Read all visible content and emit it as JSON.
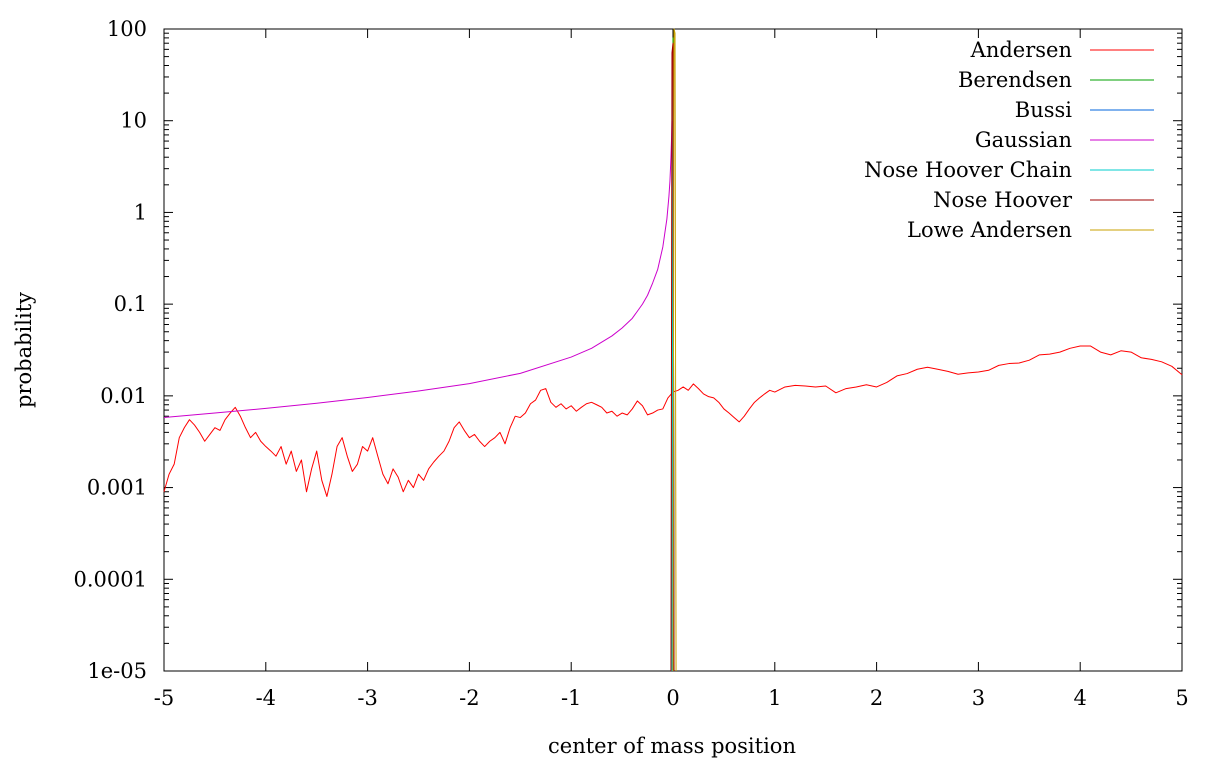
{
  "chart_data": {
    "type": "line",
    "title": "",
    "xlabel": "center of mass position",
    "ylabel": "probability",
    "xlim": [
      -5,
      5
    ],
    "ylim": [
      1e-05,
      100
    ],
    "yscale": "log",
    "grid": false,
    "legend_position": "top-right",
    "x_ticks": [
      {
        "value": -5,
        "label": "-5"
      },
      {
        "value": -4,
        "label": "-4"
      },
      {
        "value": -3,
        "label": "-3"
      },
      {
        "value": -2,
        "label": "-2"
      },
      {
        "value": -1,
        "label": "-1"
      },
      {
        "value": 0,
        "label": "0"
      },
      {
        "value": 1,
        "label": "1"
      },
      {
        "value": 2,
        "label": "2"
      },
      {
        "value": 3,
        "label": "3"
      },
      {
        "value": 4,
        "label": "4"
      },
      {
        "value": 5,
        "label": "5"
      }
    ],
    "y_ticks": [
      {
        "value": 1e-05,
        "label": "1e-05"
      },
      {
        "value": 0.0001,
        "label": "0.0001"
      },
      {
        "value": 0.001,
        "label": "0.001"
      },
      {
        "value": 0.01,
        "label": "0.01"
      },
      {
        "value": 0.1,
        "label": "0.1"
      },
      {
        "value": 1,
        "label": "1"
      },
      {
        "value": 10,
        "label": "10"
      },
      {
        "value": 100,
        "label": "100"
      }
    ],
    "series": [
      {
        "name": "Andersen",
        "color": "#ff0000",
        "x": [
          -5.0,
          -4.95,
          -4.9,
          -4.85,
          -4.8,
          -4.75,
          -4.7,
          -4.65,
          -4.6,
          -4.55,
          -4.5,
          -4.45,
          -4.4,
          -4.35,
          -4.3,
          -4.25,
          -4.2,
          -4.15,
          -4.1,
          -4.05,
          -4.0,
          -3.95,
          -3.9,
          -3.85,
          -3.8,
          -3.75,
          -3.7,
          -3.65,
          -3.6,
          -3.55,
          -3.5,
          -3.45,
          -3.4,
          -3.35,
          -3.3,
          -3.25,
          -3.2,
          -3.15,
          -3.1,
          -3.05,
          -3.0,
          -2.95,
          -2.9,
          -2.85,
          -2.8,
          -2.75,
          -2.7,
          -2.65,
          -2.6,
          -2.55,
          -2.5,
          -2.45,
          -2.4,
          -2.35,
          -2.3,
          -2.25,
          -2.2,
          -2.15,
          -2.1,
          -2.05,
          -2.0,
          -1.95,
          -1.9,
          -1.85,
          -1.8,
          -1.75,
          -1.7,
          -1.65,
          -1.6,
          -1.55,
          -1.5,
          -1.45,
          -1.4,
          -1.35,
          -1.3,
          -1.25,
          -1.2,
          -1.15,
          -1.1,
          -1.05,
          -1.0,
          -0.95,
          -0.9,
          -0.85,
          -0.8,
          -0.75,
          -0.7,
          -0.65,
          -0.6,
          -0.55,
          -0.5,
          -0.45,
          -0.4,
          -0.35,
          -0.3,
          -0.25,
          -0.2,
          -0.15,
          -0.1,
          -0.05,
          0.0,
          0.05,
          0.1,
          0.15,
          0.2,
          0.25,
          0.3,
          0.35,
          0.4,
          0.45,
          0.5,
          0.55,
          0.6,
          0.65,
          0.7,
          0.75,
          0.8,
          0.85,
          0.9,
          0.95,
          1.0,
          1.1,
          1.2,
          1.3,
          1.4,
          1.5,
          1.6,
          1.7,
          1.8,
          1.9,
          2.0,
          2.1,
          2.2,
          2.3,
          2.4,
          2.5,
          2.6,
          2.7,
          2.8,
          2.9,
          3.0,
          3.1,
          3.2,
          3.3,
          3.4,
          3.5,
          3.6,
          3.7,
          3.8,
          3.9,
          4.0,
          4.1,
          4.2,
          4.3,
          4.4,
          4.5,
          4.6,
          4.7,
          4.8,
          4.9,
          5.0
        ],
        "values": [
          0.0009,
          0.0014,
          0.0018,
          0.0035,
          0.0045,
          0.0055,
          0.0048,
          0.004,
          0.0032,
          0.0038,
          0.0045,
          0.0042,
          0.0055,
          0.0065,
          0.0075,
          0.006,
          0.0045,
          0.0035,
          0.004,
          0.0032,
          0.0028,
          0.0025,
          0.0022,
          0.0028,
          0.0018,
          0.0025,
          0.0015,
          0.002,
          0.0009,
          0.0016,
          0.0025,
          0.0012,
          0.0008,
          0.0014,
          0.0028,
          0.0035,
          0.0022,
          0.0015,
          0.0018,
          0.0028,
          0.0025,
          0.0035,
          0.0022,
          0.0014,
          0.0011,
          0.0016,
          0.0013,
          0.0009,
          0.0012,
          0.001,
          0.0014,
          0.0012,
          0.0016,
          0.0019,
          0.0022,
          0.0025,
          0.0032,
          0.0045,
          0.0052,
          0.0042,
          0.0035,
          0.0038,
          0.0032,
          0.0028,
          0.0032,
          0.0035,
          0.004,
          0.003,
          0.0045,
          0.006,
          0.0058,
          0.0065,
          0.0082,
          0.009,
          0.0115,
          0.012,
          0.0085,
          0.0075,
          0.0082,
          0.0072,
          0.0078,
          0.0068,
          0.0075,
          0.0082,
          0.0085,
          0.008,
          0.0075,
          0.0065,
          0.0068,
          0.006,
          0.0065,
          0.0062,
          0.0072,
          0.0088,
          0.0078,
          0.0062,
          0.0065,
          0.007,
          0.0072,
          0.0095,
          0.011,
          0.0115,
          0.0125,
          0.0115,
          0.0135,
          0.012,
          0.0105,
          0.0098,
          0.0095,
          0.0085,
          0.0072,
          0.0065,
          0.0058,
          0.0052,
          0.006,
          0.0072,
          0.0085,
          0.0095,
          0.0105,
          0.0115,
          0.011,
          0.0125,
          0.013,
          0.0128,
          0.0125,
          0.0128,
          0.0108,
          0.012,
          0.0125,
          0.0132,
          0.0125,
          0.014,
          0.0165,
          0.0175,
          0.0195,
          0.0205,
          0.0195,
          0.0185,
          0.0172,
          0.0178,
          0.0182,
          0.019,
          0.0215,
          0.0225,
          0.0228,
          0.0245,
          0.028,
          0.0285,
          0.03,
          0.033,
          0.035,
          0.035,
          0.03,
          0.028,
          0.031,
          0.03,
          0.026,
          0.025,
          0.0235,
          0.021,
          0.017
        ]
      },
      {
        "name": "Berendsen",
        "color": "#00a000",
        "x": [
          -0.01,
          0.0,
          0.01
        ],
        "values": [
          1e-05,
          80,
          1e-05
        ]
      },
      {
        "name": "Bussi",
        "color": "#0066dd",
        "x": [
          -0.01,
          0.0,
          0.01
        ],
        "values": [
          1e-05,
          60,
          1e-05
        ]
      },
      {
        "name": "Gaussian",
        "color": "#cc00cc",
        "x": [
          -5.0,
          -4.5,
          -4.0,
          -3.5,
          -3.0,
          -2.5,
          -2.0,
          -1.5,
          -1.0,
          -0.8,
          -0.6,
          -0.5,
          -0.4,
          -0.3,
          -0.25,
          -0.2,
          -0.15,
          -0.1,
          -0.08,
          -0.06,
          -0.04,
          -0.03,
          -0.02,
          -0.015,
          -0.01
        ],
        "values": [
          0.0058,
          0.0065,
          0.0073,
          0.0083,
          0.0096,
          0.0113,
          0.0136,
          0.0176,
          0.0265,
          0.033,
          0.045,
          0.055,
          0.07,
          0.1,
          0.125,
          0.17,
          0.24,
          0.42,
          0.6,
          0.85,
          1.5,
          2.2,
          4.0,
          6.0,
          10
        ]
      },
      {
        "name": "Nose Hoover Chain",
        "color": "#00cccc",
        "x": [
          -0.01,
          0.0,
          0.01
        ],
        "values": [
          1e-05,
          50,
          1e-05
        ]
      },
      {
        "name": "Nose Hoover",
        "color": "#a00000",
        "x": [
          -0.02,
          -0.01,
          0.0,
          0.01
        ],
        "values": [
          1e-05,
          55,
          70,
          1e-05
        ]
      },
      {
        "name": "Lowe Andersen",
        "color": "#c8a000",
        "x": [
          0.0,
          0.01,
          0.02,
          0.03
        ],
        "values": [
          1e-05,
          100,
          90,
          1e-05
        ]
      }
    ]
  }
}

::::

▶ _What you need to do_: Select every line where the word "color" occurs.

▶ _Worked solution_:
        "color": "#ff0000",
        "color": "#00a000",
        "color": "#0066dd",
        "color": "#cc00cc",
        "color": "#00cccc",
        "color": "#a00000",
        "color": "#c8a000",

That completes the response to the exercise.